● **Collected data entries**
START
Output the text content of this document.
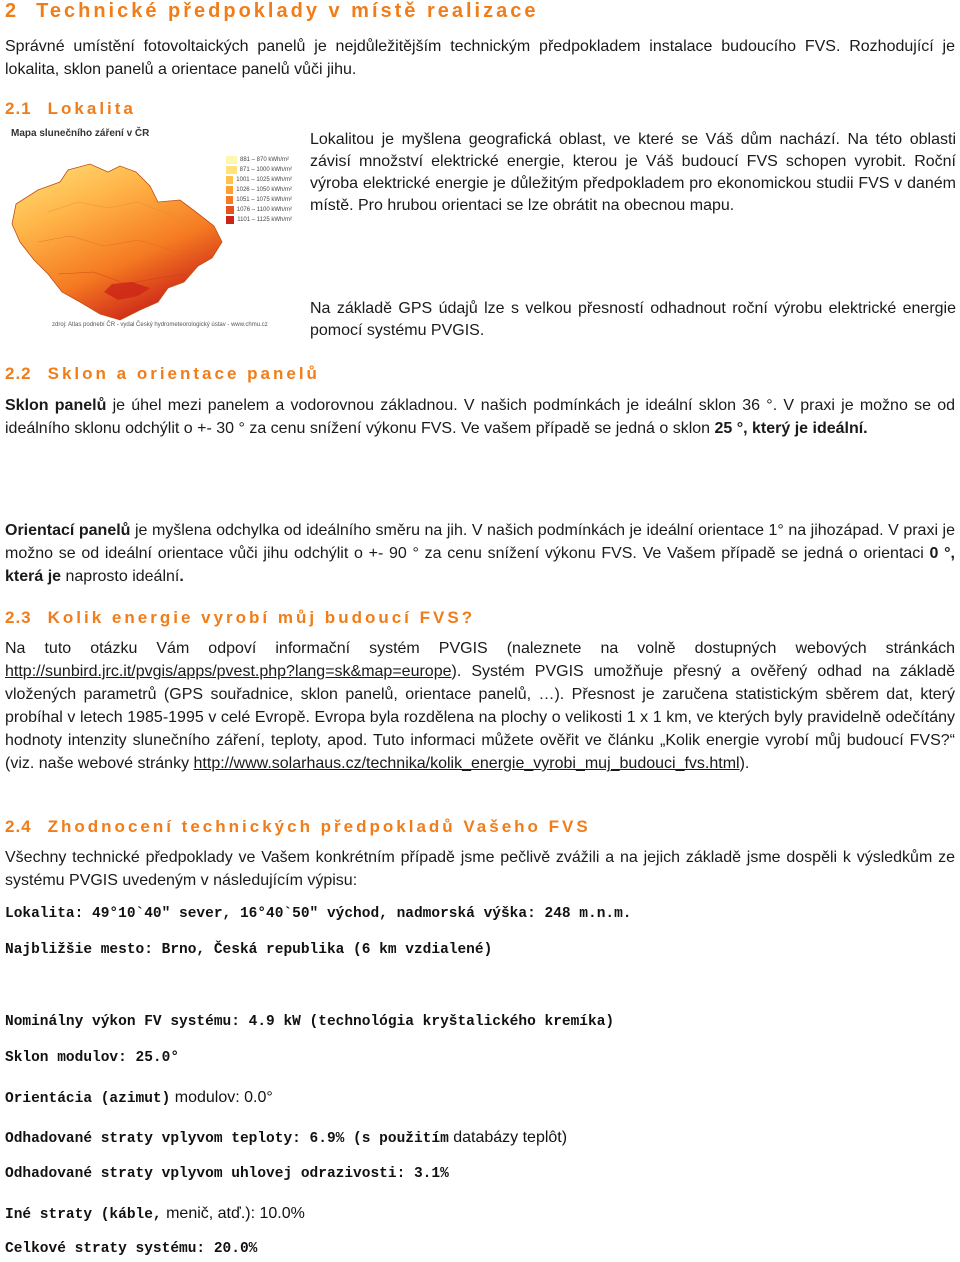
2 Technické předpoklady v místě realizace

Správné umístění fotovoltaických panelů je nejdůležitějším technickým předpokladem instalace budoucího FVS. Rozhodující je lokalita, sklon panelů a orientace panelů vůči jihu.

2.1 Lokalita
Mapa slunečního záření v ČR
881 – 870 kWh/m²
871 – 1000 kWh/m²
1001 – 1025 kWh/m²
1026 – 1050 kWh/m²
1051 – 1075 kWh/m²
1076 – 1100 kWh/m²
1101 – 1125 kWh/m²
zdroj: Atlas podnebí ČR - vydal Český hydrometeorologický ústav - www.chmu.cz

Lokalitou je myšlena geografická oblast, ve které se Váš dům nachází. Na této oblasti závisí množství elektrické energie, kterou je Váš budoucí FVS schopen vyrobit. Roční výroba elektrické energie je důležitým předpokladem pro ekonomickou studii FVS v daném místě. Pro hrubou orientaci se lze obrátit na obecnou mapu.

Na základě GPS údajů lze s velkou přesností odhadnout roční výrobu elektrické energie pomocí systému PVGIS.

2.2 Sklon a orientace panelů

Sklon panelů je úhel mezi panelem a vodorovnou základnou. V našich podmínkách je ideální sklon 36 °. V praxi je možno se od ideálního sklonu odchýlit o +- 30 ° za cenu snížení výkonu FVS. Ve vašem případě se jedná o sklon 25 °, který je ideální.

Orientací panelů je myšlena odchylka od ideálního směru na jih. V našich podmínkách je ideální orientace 1° na jihozápad. V praxi je možno se od ideální orientace vůči jihu odchýlit o +- 90 ° za cenu snížení výkonu FVS. Ve Vašem případě se jedná o orientaci 0 °, která je naprosto ideální.

2.3 Kolik energie vyrobí můj budoucí FVS?

Na tuto otázku Vám odpoví informační systém PVGIS (naleznete na volně dostupných webových stránkách http://sunbird.jrc.it/pvgis/apps/pvest.php?lang=sk&map=europe). Systém PVGIS umožňuje přesný a ověřený odhad na základě vložených parametrů (GPS souřadnice, sklon panelů, orientace panelů, …). Přesnost je zaručena statistickým sběrem dat, který probíhal v letech 1985-1995 v celé Evropě. Evropa byla rozdělena na plochy o velikosti 1 x 1 km, ve kterých byly pravidelně odečítány hodnoty intenzity slunečního záření, teploty, apod. Tuto informaci můžete ověřit ve článku „Kolik energie vyrobí můj budoucí FVS?“ (viz. naše webové stránky http://www.solarhaus.cz/technika/kolik_energie_vyrobi_muj_budouci_fvs.html).

2.4 Zhodnocení technických předpokladů Vašeho FVS

Všechny technické předpoklady ve Vašem konkrétním případě jsme pečlivě zvážili a na jejich základě jsme dospěli k výsledkům ze systému PVGIS uvedeným v následujícím výpisu:

Lokalita: 49°10`40" sever, 16°40`50" východ, nadmorská výška: 248 m.n.m.
Najbližšie mesto: Brno, Česká republika (6 km vzdialené)
Nominálny výkon FV systému: 4.9 kW (technológia kryštalického kremíka)
Sklon modulov: 25.0°
Orientácia (azimut) modulov: 0.0°
Odhadované straty vplyvom teploty: 6.9% (s použitím databázy teplôt)
Odhadované straty vplyvom uhlovej odrazivosti: 3.1%
Iné straty (káble, menič, atď.): 10.0%
Celkové straty systému: 20.0%
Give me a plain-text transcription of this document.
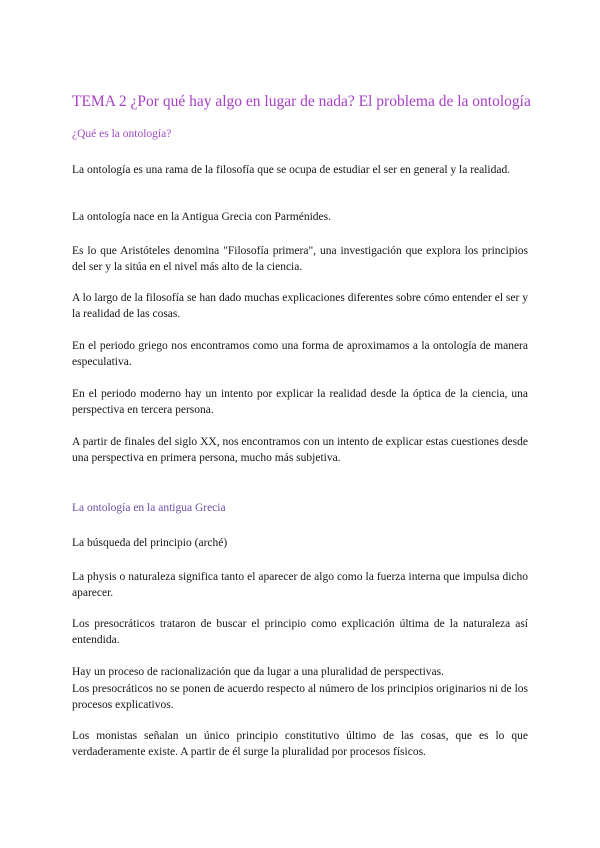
TEMA 2 ¿Por qué hay algo en lugar de nada? El problema de la ontología
¿Qué es la ontología?

La ontología es una rama de la filosofía que se ocupa de estudiar el ser en general y la realidad.

La ontología nace en la Antigua Grecia con Parménides.

Es lo que Aristóteles denomina "Filosofía primera", una investigación que explora los principios del ser y la sitúa en el nivel más alto de la ciencia.

A lo largo de la filosofía se han dado muchas explicaciones diferentes sobre cómo entender el ser y la realidad de las cosas.

En el periodo griego nos encontramos como una forma de aproximamos a la ontología de manera especulativa.

En el periodo moderno hay un intento por explicar la realidad desde la óptica de la ciencia, una perspectiva en tercera persona.

A partir de finales del siglo XX, nos encontramos con un intento de explicar estas cuestiones desde una perspectiva en primera persona, mucho más subjetiva.

La ontología en la antigua Grecia

La búsqueda del principio (arché)

La physis o naturaleza significa tanto el aparecer de algo como la fuerza interna que impulsa dicho aparecer.

Los presocráticos trataron de buscar el principio como explicación última de la naturaleza así entendida.

Hay un proceso de racionalización que da lugar a una pluralidad de perspectivas.

Los presocráticos no se ponen de acuerdo respecto al número de los principios originarios ni de los procesos explicativos.

Los monistas señalan un único principio constitutivo último de las cosas, que es lo que verdaderamente existe. A partir de él surge la pluralidad por procesos físicos.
END
Copy all the lines of data exactly as they appear, dropping any images.

● **FINAL RESULT**
Output the text content of this document.
2 Technické předpoklady v místě realizace

Správné umístění fotovoltaických panelů je nejdůležitějším technickým předpokladem instalace budoucího FVS. Rozhodující je lokalita, sklon panelů a orientace panelů vůči jihu.

2.1 Lokalita
Mapa slunečního záření v ČR
881 – 870 kWh/m²
871 – 1000 kWh/m²
1001 – 1025 kWh/m²
1026 – 1050 kWh/m²
1051 – 1075 kWh/m²
1076 – 1100 kWh/m²
1101 – 1125 kWh/m²
zdroj: Atlas podnebí ČR - vydal Český hydrometeorologický ústav - www.chmu.cz

Lokalitou je myšlena geografická oblast, ve které se Váš dům nachází. Na této oblasti závisí množství elektrické energie, kterou je Váš budoucí FVS schopen vyrobit. Roční výroba elektrické energie je důležitým předpokladem pro ekonomickou studii FVS v daném místě. Pro hrubou orientaci se lze obrátit na obecnou mapu.

Na základě GPS údajů lze s velkou přesností odhadnout roční výrobu elektrické energie pomocí systému PVGIS.

2.2 Sklon a orientace panelů

Sklon panelů je úhel mezi panelem a vodorovnou základnou. V našich podmínkách je ideální sklon 36 °. V praxi je možno se od ideálního sklonu odchýlit o +- 30 ° za cenu snížení výkonu FVS. Ve vašem případě se jedná o sklon 25 °, který je ideální.

Orientací panelů je myšlena odchylka od ideálního směru na jih. V našich podmínkách je ideální orientace 1° na jihozápad. V praxi je možno se od ideální orientace vůči jihu odchýlit o +- 90 ° za cenu snížení výkonu FVS. Ve Vašem případě se jedná o orientaci 0 °, která je naprosto ideální.

2.3 Kolik energie vyrobí můj budoucí FVS?

Na tuto otázku Vám odpoví informační systém PVGIS (naleznete na volně dostupných webových stránkách http://sunbird.jrc.it/pvgis/apps/pvest.php?lang=sk&map=europe). Systém PVGIS umožňuje přesný a ověřený odhad na základě vložených parametrů (GPS souřadnice, sklon panelů, orientace panelů, …). Přesnost je zaručena statistickým sběrem dat, který probíhal v letech 1985-1995 v celé Evropě. Evropa byla rozdělena na plochy o velikosti 1 x 1 km, ve kterých byly pravidelně odečítány hodnoty intenzity slunečního záření, teploty, apod. Tuto informaci můžete ověřit ve článku „Kolik energie vyrobí můj budoucí FVS?“ (viz. naše webové stránky http://www.solarhaus.cz/technika/kolik_energie_vyrobi_muj_budouci_fvs.html).

2.4 Zhodnocení technických předpokladů Vašeho FVS

Všechny technické předpoklady ve Vašem konkrétním případě jsme pečlivě zvážili a na jejich základě jsme dospěli k výsledkům ze systému PVGIS uvedeným v následujícím výpisu:

Lokalita: 49°10`40" sever, 16°40`50" východ, nadmorská výška: 248 m.n.m.
Najbližšie mesto: Brno, Česká republika (6 km vzdialené)
Nominálny výkon FV systému: 4.9 kW (technológia kryštalického kremíka)
Sklon modulov: 25.0°
Orientácia (azimut) modulov: 0.0°
Odhadované straty vplyvom teploty: 6.9% (s použitím databázy teplôt)
Odhadované straty vplyvom uhlovej odrazivosti: 3.1%
Iné straty (káble, menič, atď.): 10.0%
Celkové straty systému: 20.0%
Give me a plain-text transcription of this document.
TEMA 2 ¿Por qué hay algo en lugar de nada? El problema de la ontología
¿Qué es la ontología?

La ontología es una rama de la filosofía que se ocupa de estudiar el ser en general y la realidad.

La ontología nace en la Antigua Grecia con Parménides.

Es lo que Aristóteles denomina "Filosofía primera", una investigación que explora los principios del ser y la sitúa en el nivel más alto de la ciencia.

A lo largo de la filosofía se han dado muchas explicaciones diferentes sobre cómo entender el ser y la realidad de las cosas.

En el periodo griego nos encontramos como una forma de aproximamos a la ontología de manera especulativa.

En el periodo moderno hay un intento por explicar la realidad desde la óptica de la ciencia, una perspectiva en tercera persona.

A partir de finales del siglo XX, nos encontramos con un intento de explicar estas cuestiones desde una perspectiva en primera persona, mucho más subjetiva.

La ontología en la antigua Grecia

La búsqueda del principio (arché)

La physis o naturaleza significa tanto el aparecer de algo como la fuerza interna que impulsa dicho aparecer.

Los presocráticos trataron de buscar el principio como explicación última de la naturaleza así entendida.

Hay un proceso de racionalización que da lugar a una pluralidad de perspectivas.

Los presocráticos no se ponen de acuerdo respecto al número de los principios originarios ni de los procesos explicativos.

Los monistas señalan un único principio constitutivo último de las cosas, que es lo que verdaderamente existe. A partir de él surge la pluralidad por procesos físicos.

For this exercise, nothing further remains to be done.